--- Listed entries ---

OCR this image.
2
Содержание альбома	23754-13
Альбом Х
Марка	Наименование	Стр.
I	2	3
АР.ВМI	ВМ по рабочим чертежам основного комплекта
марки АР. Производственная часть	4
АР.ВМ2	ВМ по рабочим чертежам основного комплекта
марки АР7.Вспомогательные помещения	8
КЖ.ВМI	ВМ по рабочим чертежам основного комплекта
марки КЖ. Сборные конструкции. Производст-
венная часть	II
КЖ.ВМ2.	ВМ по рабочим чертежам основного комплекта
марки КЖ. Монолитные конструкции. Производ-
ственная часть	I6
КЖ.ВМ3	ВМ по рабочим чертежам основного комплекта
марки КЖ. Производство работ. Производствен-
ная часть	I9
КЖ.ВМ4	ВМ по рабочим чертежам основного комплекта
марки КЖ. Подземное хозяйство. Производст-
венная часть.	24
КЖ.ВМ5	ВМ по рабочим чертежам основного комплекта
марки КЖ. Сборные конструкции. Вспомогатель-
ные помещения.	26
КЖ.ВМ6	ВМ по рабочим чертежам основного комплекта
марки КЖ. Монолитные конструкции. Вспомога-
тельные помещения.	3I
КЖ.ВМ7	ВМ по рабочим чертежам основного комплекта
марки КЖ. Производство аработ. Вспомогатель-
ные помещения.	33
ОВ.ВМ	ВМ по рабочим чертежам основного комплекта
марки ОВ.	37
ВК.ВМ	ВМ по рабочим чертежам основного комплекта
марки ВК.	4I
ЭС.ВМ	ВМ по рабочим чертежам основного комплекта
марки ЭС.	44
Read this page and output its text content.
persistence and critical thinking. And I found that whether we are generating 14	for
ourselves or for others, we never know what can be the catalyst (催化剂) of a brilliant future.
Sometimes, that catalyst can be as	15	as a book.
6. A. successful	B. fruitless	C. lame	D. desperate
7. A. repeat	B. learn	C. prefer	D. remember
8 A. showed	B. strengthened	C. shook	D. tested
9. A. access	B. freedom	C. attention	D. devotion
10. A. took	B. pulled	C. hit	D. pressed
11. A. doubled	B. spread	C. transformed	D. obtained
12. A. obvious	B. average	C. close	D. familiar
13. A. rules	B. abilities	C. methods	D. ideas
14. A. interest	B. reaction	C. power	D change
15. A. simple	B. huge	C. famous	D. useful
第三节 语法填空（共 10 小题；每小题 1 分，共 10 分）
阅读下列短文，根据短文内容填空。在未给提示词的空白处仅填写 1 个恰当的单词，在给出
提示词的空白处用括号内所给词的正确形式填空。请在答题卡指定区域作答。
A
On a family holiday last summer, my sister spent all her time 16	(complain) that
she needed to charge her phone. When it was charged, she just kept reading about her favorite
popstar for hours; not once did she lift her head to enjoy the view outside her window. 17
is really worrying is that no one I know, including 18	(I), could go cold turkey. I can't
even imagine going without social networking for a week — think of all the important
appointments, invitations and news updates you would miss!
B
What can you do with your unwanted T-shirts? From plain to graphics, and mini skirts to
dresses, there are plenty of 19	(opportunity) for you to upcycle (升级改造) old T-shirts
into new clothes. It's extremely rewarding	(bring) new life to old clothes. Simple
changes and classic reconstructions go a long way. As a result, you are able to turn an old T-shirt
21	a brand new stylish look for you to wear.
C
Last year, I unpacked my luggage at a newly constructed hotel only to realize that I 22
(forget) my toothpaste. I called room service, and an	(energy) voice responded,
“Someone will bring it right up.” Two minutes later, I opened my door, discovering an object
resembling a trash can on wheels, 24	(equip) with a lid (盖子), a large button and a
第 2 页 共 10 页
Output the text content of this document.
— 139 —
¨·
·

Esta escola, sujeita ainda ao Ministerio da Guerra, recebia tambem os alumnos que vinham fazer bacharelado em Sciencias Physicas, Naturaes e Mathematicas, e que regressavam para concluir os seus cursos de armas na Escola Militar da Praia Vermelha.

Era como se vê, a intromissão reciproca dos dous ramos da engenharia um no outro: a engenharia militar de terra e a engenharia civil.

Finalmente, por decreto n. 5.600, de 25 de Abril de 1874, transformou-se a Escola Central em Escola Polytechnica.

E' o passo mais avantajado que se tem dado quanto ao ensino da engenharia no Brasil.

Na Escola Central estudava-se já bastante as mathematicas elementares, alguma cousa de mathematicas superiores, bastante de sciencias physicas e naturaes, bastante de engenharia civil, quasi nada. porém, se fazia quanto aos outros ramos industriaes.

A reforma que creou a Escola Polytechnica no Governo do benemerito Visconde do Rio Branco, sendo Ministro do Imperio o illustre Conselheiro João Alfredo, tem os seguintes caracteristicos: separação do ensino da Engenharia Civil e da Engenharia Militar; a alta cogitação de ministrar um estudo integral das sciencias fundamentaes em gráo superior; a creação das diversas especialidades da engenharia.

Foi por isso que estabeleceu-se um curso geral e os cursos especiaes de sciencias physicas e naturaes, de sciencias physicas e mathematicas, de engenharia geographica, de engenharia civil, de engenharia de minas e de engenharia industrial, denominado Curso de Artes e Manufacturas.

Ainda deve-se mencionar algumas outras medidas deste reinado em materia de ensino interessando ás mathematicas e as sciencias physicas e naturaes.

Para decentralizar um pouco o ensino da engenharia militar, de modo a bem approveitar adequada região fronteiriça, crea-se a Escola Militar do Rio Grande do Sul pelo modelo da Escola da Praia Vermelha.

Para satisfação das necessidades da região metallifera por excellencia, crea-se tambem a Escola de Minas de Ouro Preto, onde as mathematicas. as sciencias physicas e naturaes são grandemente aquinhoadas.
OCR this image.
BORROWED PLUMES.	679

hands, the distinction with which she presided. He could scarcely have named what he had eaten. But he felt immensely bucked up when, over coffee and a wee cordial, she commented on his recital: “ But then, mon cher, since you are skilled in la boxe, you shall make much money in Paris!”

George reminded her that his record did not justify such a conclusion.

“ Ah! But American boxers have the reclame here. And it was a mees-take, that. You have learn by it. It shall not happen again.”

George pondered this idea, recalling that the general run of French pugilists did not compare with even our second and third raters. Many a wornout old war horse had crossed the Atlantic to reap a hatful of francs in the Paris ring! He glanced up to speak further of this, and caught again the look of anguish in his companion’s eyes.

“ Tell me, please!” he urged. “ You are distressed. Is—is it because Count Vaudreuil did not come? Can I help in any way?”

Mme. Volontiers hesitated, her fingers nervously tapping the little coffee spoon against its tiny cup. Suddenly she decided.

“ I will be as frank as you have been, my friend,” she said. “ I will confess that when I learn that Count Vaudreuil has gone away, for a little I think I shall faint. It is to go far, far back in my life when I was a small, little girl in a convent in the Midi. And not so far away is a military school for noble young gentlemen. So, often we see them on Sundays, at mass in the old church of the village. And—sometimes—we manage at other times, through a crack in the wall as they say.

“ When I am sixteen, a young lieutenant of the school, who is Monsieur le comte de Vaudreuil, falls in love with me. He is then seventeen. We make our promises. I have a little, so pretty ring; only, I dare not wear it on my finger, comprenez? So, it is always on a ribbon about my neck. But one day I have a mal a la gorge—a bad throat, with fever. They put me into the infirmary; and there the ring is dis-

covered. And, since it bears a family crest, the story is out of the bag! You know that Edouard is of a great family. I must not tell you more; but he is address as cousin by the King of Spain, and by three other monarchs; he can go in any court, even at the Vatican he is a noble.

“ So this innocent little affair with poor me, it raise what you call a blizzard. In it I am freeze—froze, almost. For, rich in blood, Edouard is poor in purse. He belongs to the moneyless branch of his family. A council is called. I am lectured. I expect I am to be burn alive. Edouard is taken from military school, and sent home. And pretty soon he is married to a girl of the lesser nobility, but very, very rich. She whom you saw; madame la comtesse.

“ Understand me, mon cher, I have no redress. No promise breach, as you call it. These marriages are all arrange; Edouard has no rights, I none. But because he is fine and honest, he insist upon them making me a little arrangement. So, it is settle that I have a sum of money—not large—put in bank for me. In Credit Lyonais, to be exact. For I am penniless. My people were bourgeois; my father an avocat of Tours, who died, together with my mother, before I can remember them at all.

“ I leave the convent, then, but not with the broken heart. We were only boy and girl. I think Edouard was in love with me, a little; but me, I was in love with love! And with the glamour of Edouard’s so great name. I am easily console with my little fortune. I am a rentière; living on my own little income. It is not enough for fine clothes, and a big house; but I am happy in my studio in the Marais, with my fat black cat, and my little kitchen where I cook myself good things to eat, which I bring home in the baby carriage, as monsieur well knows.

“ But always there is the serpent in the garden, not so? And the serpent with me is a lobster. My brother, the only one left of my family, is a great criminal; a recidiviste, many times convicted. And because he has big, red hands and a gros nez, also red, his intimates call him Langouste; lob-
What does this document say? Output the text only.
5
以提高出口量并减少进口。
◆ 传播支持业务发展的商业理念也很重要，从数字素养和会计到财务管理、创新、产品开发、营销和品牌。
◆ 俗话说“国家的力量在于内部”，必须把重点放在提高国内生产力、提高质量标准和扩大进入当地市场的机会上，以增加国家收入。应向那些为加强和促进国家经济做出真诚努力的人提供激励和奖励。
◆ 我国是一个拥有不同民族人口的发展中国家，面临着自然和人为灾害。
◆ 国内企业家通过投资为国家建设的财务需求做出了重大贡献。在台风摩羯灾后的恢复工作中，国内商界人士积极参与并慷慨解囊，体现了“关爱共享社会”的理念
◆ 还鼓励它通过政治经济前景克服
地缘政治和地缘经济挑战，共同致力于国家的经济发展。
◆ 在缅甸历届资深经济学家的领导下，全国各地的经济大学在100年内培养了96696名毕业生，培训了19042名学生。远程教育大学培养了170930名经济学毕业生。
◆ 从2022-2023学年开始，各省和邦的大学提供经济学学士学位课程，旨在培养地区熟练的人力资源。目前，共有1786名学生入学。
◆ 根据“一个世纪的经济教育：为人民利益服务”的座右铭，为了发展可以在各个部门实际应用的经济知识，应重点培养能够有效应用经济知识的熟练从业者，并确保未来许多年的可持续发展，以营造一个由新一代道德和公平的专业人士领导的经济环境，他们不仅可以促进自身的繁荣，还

--- What to produce ---
Copy every line of the listing where the word "document" appears.

--- Solution to this problem ---
Output the text content of this document.
What does this document say? Output the text only.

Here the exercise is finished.